RECORD LIST ->
>> begin
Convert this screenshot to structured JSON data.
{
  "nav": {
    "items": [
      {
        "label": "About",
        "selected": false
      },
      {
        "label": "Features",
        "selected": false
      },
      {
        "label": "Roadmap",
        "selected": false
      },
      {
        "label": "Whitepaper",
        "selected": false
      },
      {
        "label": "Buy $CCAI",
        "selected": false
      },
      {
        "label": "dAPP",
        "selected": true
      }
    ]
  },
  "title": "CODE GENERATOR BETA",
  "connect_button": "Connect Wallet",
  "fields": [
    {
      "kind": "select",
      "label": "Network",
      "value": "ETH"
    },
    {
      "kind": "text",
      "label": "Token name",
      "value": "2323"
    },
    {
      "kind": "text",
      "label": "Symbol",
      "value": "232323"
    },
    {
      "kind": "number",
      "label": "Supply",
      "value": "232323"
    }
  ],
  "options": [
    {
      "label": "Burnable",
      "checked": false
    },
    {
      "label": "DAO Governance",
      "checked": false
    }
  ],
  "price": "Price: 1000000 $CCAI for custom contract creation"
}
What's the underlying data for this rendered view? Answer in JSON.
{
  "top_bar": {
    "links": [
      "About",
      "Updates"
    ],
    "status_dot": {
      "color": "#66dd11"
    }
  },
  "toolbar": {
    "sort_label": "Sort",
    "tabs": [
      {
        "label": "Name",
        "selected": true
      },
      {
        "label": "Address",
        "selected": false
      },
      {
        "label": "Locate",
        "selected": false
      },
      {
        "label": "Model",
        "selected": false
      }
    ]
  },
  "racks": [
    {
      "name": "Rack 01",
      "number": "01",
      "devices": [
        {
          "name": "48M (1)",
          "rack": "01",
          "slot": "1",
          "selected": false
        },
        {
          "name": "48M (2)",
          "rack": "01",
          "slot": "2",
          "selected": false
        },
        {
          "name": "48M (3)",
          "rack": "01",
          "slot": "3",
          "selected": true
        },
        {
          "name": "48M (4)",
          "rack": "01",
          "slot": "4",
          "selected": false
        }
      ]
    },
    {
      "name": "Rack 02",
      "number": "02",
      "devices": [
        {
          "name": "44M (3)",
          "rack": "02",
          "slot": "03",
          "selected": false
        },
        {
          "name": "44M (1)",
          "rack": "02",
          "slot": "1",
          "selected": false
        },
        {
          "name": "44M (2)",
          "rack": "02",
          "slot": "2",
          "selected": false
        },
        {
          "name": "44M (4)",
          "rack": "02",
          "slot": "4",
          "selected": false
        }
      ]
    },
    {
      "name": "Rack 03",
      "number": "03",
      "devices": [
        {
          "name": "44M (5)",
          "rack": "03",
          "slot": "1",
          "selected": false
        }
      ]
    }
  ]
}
>> end
THE REQUEST -> Locate the word "this" in the data above. Copy every line carrying it.

WRITTEN REPLY ->
Convert this screenshot to structured JSON data.
What's the underlying data for this rendered view? Answer in JSON.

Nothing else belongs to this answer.